STUDY TEXT:
>>>

On December 19, 1800, Richerand was appointed assistant surgeon at the Hospice du Nord (the future Hôpital Saint-Louis). A year later, Richerand was named second-class surgeon. Between 1805 and 1806, he published his Traité de Nosographie chirurgicale in 3 volumes. Where he proposed the predominance of surgery over medicine. On July 24, 1806, he was appointed major surgeon of the Paris Guard. The following year in 1807, he was named the chair of surgical pathology by imperial decree. More concerned, at this time of his life, with his professional career than with political events, he nevertheless became friends with Cabanis and frequented the Société d'Auteuil with him.

On Thursday, April 11, 1811, he married Elisabeth Martin de Gibergues (1792–1868). The couple had three children: Anthelmine Marie (1814–1849), Vladimir, Baron Richerand (1816–1893), and Pierre Magloire Sosthène Richerand (1829–1915).

<<<

PROBLEM 1:
Quote the passage on Richerand word for word, everything from "On December 19, 1800, Richerand" down to "d'Auteuil with him.".
PROBLEM 2:
Write what comes next in the passage on Richerand, picking up after its final sentence.
The items that follow are separate material, unrelated to the passage on Richerand.

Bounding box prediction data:
>>>

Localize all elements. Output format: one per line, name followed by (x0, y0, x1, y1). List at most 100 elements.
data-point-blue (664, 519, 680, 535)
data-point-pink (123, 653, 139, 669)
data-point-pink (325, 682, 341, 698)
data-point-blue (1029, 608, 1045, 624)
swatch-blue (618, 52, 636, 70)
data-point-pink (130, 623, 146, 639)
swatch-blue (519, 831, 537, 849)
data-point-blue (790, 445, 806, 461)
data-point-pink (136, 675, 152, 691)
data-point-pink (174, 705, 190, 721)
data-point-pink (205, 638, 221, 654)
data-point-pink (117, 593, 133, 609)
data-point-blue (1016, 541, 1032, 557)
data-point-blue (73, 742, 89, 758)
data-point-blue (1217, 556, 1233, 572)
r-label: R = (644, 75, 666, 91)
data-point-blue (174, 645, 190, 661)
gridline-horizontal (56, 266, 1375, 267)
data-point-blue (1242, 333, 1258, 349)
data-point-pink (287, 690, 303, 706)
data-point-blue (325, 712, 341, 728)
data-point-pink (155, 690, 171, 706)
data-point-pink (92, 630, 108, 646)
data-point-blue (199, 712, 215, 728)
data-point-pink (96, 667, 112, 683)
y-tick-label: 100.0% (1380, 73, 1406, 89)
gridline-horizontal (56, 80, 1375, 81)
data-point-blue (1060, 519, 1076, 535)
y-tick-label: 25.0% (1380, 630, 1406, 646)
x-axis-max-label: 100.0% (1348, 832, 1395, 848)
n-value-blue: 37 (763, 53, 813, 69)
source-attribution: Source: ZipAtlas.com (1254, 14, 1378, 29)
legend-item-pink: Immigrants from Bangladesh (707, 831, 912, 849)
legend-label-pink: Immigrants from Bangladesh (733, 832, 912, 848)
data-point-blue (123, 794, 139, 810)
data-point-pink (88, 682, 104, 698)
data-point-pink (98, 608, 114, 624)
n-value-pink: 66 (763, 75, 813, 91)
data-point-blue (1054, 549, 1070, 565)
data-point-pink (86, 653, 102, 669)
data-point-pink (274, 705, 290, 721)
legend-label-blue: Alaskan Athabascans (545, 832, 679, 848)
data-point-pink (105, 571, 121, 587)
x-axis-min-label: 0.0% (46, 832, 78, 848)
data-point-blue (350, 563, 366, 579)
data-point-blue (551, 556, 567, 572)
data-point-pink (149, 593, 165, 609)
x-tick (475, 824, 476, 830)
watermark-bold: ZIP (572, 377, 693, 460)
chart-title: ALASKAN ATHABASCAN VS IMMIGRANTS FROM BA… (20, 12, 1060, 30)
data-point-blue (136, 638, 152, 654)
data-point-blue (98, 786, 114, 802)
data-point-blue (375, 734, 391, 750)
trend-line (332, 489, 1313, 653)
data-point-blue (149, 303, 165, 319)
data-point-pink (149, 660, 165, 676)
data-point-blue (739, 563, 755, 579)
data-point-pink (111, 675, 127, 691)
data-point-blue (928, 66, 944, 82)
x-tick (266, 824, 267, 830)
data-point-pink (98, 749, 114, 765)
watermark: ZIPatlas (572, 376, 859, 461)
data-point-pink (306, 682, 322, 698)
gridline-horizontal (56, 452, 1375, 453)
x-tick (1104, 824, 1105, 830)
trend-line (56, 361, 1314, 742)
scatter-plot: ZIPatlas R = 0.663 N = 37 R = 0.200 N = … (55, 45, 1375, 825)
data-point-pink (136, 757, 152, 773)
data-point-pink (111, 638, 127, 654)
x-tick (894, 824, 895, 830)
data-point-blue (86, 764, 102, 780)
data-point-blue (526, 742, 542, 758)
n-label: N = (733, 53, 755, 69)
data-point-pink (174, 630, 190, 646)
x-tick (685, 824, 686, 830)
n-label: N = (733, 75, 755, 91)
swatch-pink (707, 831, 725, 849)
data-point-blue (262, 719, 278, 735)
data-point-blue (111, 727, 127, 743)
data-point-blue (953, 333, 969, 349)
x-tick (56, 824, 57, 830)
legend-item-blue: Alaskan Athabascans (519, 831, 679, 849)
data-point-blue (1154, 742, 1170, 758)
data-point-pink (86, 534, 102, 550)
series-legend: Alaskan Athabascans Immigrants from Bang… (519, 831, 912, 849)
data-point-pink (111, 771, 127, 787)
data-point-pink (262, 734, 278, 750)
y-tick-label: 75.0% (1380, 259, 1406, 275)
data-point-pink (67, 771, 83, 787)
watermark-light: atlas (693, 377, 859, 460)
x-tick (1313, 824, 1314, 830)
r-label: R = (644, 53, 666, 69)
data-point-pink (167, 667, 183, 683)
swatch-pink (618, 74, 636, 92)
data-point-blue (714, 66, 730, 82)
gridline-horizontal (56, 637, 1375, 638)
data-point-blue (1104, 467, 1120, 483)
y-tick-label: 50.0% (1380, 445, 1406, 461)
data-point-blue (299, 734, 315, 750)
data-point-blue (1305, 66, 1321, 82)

<<<

YOUR RESPONSE 1:
On December 19, 1800, Richerand was appointed assistant surgeon at the Hospice du Nord (the future Hôpital Saint-Louis). A year later, Richerand was named second-class surgeon. Between 1805 and 1806, he published his Traité de Nosographie chirurgicale in 3 volumes. Where he proposed the predominance of surgery over medicine. On July 24, 1806, he was appointed major surgeon of the Paris Guard. The following year in 1807, he was named the chair of surgical pathology by imperial decree. More concerned, at this time of his life, with his professional career than with political events, he nevertheless became friends with Cabanis and frequented the Société d'Auteuil with him.

YOUR RESPONSE 2:
After the collapse of the Empire in 1814, Saint-Louis Hospital was repurposed as an extensive military infirmary. Both the hospital and Richerand were devoted to treating the wounded of all nationalities. Richerand distinguished himself during the Battle of Paris by continuing to care for the wounded. In August 1814, he was made a Chevalier of the Legion of Honor. Richerand devoted himself tirelessly to the of all patients and vigorously fought a typhus epidemic that arose due to the war. On February 16, 1815, he received letters of nobility from Louis XVIII, who later chose him as his personal surgeon (Richerand was later elevated to the hereditary nobility as a Baron in 1829).

His reputation now firmly established, his scholarly output flourished between 1815 and 1820. In 1820, the year of its founding, Richerand was elected a full member of the Académie nationale de médecine in the surgery section.

During this time, Richerand was a noted gourmand. He formed a lifelong friendship with Jean Anthelme Brillat-Savarin and is quoted in his book. Richerand was present at Brillat-Savarin's death.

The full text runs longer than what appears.